Short problem: Print the listing below in its entirety, character for character.

Dataset entries:

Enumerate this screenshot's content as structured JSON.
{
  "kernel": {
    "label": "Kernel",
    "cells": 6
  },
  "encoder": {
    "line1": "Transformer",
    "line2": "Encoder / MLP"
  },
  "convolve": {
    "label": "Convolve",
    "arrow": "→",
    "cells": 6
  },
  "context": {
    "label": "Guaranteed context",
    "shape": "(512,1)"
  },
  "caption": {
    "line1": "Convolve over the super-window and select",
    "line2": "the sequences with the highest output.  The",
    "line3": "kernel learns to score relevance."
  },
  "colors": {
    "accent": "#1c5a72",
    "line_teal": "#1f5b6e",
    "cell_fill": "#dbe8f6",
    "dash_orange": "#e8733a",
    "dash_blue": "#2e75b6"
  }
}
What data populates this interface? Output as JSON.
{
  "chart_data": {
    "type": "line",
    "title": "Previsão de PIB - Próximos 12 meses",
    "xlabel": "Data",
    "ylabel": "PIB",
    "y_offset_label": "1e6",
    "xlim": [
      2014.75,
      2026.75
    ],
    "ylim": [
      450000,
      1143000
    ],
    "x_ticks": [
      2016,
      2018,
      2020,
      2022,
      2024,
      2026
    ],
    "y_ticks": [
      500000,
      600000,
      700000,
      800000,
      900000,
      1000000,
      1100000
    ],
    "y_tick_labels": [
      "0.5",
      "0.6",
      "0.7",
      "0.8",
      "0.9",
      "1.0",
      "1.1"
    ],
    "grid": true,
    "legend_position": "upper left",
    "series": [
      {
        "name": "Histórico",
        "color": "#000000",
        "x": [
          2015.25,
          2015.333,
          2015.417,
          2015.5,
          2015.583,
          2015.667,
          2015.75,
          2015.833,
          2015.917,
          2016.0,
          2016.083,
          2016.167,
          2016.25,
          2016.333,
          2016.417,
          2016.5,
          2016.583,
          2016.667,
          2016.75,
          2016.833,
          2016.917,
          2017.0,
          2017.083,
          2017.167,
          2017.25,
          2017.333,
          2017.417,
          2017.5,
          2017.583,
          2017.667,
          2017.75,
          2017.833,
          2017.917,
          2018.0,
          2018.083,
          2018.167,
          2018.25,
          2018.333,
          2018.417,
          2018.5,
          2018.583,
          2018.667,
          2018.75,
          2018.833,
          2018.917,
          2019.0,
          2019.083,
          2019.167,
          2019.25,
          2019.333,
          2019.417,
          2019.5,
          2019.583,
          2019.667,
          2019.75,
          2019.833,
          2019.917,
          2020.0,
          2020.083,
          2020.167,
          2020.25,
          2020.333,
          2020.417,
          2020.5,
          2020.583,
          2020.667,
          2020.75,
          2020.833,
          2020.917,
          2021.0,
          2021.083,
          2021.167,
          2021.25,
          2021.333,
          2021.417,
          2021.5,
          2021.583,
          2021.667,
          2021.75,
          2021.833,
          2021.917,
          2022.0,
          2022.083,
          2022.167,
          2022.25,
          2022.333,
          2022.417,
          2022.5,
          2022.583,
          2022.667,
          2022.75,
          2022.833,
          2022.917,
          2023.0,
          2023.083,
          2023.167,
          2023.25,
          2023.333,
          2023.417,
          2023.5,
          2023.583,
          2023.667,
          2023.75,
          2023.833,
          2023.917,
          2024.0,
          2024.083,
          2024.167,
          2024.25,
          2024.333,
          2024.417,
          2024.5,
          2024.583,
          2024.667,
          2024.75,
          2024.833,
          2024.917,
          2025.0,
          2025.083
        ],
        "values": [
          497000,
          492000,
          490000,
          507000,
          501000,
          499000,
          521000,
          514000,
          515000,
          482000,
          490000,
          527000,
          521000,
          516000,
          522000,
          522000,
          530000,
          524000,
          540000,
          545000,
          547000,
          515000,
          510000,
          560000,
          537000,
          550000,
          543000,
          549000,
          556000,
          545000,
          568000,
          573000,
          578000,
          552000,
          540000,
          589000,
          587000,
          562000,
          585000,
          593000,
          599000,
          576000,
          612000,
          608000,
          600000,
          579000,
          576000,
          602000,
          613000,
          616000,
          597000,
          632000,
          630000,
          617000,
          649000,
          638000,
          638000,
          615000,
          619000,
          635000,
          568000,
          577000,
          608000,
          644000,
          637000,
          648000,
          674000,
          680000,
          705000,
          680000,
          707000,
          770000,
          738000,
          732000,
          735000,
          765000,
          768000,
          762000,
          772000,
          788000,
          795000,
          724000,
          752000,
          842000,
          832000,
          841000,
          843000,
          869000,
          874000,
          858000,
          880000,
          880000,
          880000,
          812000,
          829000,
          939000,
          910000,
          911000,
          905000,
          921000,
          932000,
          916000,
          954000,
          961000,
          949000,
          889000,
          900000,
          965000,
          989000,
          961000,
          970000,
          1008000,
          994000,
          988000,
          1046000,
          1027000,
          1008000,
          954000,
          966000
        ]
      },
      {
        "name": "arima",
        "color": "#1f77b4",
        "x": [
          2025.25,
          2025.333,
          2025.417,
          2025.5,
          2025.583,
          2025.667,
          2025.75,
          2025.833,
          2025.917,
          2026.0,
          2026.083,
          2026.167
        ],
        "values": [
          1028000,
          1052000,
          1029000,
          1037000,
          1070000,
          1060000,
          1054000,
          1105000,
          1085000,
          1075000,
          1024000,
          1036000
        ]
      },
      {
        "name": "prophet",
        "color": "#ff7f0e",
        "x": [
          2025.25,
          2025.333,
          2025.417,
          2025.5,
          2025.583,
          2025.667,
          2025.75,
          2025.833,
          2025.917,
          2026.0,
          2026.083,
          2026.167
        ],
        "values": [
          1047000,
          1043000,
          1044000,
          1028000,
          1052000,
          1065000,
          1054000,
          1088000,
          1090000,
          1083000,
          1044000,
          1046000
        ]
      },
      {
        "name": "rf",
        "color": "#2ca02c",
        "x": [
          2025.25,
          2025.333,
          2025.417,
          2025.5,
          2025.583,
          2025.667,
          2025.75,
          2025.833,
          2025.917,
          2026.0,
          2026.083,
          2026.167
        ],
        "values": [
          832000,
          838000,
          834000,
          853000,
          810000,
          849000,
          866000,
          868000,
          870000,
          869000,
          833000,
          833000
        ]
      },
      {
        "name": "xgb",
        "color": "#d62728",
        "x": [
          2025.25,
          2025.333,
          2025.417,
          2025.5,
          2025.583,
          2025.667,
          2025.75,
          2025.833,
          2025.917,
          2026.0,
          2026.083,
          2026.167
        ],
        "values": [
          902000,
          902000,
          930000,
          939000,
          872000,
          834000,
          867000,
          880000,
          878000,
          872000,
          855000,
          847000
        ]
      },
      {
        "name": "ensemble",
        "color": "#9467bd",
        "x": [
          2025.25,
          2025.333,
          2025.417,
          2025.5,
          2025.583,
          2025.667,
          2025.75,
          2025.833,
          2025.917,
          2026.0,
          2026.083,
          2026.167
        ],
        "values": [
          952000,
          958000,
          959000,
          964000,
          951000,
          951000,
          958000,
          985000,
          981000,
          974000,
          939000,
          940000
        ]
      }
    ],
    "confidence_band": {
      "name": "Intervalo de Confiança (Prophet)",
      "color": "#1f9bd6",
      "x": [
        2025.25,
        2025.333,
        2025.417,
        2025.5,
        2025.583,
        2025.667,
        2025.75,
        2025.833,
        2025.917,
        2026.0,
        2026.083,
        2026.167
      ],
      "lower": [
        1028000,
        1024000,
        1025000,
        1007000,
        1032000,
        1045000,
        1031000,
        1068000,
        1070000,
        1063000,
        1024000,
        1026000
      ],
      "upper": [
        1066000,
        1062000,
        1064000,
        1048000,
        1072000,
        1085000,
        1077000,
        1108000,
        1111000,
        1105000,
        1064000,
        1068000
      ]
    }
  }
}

Final result:
Enumerate this screenshot's content as structured JSON.
{
  "kernel": {
    "label": "Kernel",
    "cells": 6
  },
  "encoder": {
    "line1": "Transformer",
    "line2": "Encoder / MLP"
  },
  "convolve": {
    "label": "Convolve",
    "arrow": "→",
    "cells": 6
  },
  "context": {
    "label": "Guaranteed context",
    "shape": "(512,1)"
  },
  "caption": {
    "line1": "Convolve over the super-window and select",
    "line2": "the sequences with the highest output.  The",
    "line3": "kernel learns to score relevance."
  },
  "colors": {
    "accent": "#1c5a72",
    "line_teal": "#1f5b6e",
    "cell_fill": "#dbe8f6",
    "dash_orange": "#e8733a",
    "dash_blue": "#2e75b6"
  }
}
What data populates this interface? Output as JSON.
{
  "chart_data": {
    "type": "line",
    "title": "Previsão de PIB - Próximos 12 meses",
    "xlabel": "Data",
    "ylabel": "PIB",
    "y_offset_label": "1e6",
    "xlim": [
      2014.75,
      2026.75
    ],
    "ylim": [
      450000,
      1143000
    ],
    "x_ticks": [
      2016,
      2018,
      2020,
      2022,
      2024,
      2026
    ],
    "y_ticks": [
      500000,
      600000,
      700000,
      800000,
      900000,
      1000000,
      1100000
    ],
    "y_tick_labels": [
      "0.5",
      "0.6",
      "0.7",
      "0.8",
      "0.9",
      "1.0",
      "1.1"
    ],
    "grid": true,
    "legend_position": "upper left",
    "series": [
      {
        "name": "Histórico",
        "color": "#000000",
        "x": [
          2015.25,
          2015.333,
          2015.417,
          2015.5,
          2015.583,
          2015.667,
          2015.75,
          2015.833,
          2015.917,
          2016.0,
          2016.083,
          2016.167,
          2016.25,
          2016.333,
          2016.417,
          2016.5,
          2016.583,
          2016.667,
          2016.75,
          2016.833,
          2016.917,
          2017.0,
          2017.083,
          2017.167,
          2017.25,
          2017.333,
          2017.417,
          2017.5,
          2017.583,
          2017.667,
          2017.75,
          2017.833,
          2017.917,
          2018.0,
          2018.083,
          2018.167,
          2018.25,
          2018.333,
          2018.417,
          2018.5,
          2018.583,
          2018.667,
          2018.75,
          2018.833,
          2018.917,
          2019.0,
          2019.083,
          2019.167,
          2019.25,
          2019.333,
          2019.417,
          2019.5,
          2019.583,
          2019.667,
          2019.75,
          2019.833,
          2019.917,
          2020.0,
          2020.083,
          2020.167,
          2020.25,
          2020.333,
          2020.417,
          2020.5,
          2020.583,
          2020.667,
          2020.75,
          2020.833,
          2020.917,
          2021.0,
          2021.083,
          2021.167,
          2021.25,
          2021.333,
          2021.417,
          2021.5,
          2021.583,
          2021.667,
          2021.75,
          2021.833,
          2021.917,
          2022.0,
          2022.083,
          2022.167,
          2022.25,
          2022.333,
          2022.417,
          2022.5,
          2022.583,
          2022.667,
          2022.75,
          2022.833,
          2022.917,
          2023.0,
          2023.083,
          2023.167,
          2023.25,
          2023.333,
          2023.417,
          2023.5,
          2023.583,
          2023.667,
          2023.75,
          2023.833,
          2023.917,
          2024.0,
          2024.083,
          2024.167,
          2024.25,
          2024.333,
          2024.417,
          2024.5,
          2024.583,
          2024.667,
          2024.75,
          2024.833,
          2024.917,
          2025.0,
          2025.083
        ],
        "values": [
          497000,
          492000,
          490000,
          507000,
          501000,
          499000,
          521000,
          514000,
          515000,
          482000,
          490000,
          527000,
          521000,
          516000,
          522000,
          522000,
          530000,
          524000,
          540000,
          545000,
          547000,
          515000,
          510000,
          560000,
          537000,
          550000,
          543000,
          549000,
          556000,
          545000,
          568000,
          573000,
          578000,
          552000,
          540000,
          589000,
          587000,
          562000,
          585000,
          593000,
          599000,
          576000,
          612000,
          608000,
          600000,
          579000,
          576000,
          602000,
          613000,
          616000,
          597000,
          632000,
          630000,
          617000,
          649000,
          638000,
          638000,
          615000,
          619000,
          635000,
          568000,
          577000,
          608000,
          644000,
          637000,
          648000,
          674000,
          680000,
          705000,
          680000,
          707000,
          770000,
          738000,
          732000,
          735000,
          765000,
          768000,
          762000,
          772000,
          788000,
          795000,
          724000,
          752000,
          842000,
          832000,
          841000,
          843000,
          869000,
          874000,
          858000,
          880000,
          880000,
          880000,
          812000,
          829000,
          939000,
          910000,
          911000,
          905000,
          921000,
          932000,
          916000,
          954000,
          961000,
          949000,
          889000,
          900000,
          965000,
          989000,
          961000,
          970000,
          1008000,
          994000,
          988000,
          1046000,
          1027000,
          1008000,
          954000,
          966000
        ]
      },
      {
        "name": "arima",
        "color": "#1f77b4",
        "x": [
          2025.25,
          2025.333,
          2025.417,
          2025.5,
          2025.583,
          2025.667,
          2025.75,
          2025.833,
          2025.917,
          2026.0,
          2026.083,
          2026.167
        ],
        "values": [
          1028000,
          1052000,
          1029000,
          1037000,
          1070000,
          1060000,
          1054000,
          1105000,
          1085000,
          1075000,
          1024000,
          1036000
        ]
      },
      {
        "name": "prophet",
        "color": "#ff7f0e",
        "x": [
          2025.25,
          2025.333,
          2025.417,
          2025.5,
          2025.583,
          2025.667,
          2025.75,
          2025.833,
          2025.917,
          2026.0,
          2026.083,
          2026.167
        ],
        "values": [
          1047000,
          1043000,
          1044000,
          1028000,
          1052000,
          1065000,
          1054000,
          1088000,
          1090000,
          1083000,
          1044000,
          1046000
        ]
      },
      {
        "name": "rf",
        "color": "#2ca02c",
        "x": [
          2025.25,
          2025.333,
          2025.417,
          2025.5,
          2025.583,
          2025.667,
          2025.75,
          2025.833,
          2025.917,
          2026.0,
          2026.083,
          2026.167
        ],
        "values": [
          832000,
          838000,
          834000,
          853000,
          810000,
          849000,
          866000,
          868000,
          870000,
          869000,
          833000,
          833000
        ]
      },
      {
        "name": "xgb",
        "color": "#d62728",
        "x": [
          2025.25,
          2025.333,
          2025.417,
          2025.5,
          2025.583,
          2025.667,
          2025.75,
          2025.833,
          2025.917,
          2026.0,
          2026.083,
          2026.167
        ],
        "values": [
          902000,
          902000,
          930000,
          939000,
          872000,
          834000,
          867000,
          880000,
          878000,
          872000,
          855000,
          847000
        ]
      },
      {
        "name": "ensemble",
        "color": "#9467bd",
        "x": [
          2025.25,
          2025.333,
          2025.417,
          2025.5,
          2025.583,
          2025.667,
          2025.75,
          2025.833,
          2025.917,
          2026.0,
          2026.083,
          2026.167
        ],
        "values": [
          952000,
          958000,
          959000,
          964000,
          951000,
          951000,
          958000,
          985000,
          981000,
          974000,
          939000,
          940000
        ]
      }
    ],
    "confidence_band": {
      "name": "Intervalo de Confiança (Prophet)",
      "color": "#1f9bd6",
      "x": [
        2025.25,
        2025.333,
        2025.417,
        2025.5,
        2025.583,
        2025.667,
        2025.75,
        2025.833,
        2025.917,
        2026.0,
        2026.083,
        2026.167
      ],
      "lower": [
        1028000,
        1024000,
        1025000,
        1007000,
        1032000,
        1045000,
        1031000,
        1068000,
        1070000,
        1063000,
        1024000,
        1026000
      ],
      "upper": [
        1066000,
        1062000,
        1064000,
        1048000,
        1072000,
        1085000,
        1077000,
        1108000,
        1111000,
        1105000,
        1064000,
        1068000
      ]
    }
  }
}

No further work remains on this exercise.